--- START The data ---
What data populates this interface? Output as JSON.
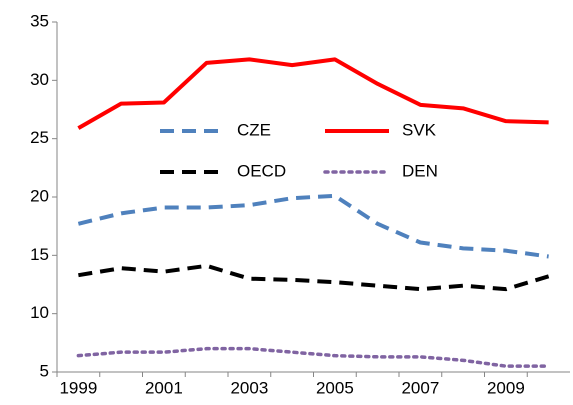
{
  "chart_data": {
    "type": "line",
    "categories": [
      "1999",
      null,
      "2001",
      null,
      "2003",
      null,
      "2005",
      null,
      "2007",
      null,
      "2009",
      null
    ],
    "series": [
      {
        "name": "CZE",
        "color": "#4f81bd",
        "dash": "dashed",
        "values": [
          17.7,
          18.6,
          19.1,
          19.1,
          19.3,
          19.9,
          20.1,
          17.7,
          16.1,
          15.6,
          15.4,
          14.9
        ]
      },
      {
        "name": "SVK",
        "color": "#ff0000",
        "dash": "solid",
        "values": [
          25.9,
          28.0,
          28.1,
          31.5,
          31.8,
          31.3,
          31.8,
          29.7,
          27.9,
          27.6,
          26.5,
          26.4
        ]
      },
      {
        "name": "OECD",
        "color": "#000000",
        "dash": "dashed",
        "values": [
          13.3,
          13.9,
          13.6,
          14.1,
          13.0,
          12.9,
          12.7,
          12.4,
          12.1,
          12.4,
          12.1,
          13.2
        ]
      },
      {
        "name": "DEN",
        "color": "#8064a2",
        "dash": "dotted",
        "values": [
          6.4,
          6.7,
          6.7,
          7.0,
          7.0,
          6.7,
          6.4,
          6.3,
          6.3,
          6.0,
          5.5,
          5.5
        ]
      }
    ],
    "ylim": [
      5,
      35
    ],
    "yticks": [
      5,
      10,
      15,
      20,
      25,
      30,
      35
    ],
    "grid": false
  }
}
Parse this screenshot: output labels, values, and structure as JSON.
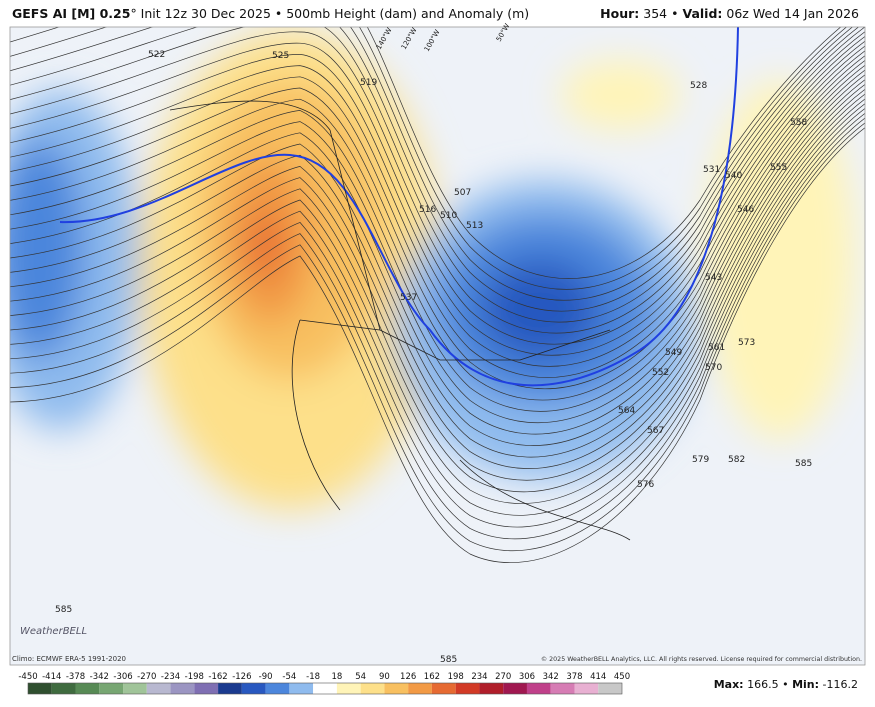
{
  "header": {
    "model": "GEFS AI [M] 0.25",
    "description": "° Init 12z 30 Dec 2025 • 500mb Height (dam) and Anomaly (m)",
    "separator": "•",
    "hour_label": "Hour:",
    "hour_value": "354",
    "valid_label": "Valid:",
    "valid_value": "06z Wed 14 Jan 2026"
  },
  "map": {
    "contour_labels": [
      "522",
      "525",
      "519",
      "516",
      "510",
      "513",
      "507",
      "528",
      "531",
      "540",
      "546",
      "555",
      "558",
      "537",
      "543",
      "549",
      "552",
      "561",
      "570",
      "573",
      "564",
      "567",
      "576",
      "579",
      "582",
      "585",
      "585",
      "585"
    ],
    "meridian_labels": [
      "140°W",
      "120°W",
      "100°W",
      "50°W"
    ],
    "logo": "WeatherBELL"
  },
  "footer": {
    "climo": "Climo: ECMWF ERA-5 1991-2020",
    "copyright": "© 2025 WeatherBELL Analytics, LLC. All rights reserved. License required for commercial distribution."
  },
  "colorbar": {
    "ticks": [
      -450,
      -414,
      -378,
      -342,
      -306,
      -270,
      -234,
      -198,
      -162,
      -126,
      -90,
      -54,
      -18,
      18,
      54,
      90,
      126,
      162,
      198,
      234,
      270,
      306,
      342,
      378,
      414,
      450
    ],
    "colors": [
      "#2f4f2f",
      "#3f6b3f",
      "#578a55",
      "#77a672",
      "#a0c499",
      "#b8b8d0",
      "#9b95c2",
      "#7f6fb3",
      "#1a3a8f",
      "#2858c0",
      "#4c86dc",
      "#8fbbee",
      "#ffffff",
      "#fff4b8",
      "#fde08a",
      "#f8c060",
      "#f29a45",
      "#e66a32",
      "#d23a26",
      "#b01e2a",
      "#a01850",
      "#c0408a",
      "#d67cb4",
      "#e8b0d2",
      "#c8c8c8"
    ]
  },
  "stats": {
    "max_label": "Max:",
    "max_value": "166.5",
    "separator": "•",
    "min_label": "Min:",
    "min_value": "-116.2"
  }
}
--- END The data ---
**Task requirements:**
Go through the entries above and copy every line containing "this".

**Correct output:**
What data populates this interface? Output as JSON.
Parse this screenshot: output labels, values, and structure as JSON.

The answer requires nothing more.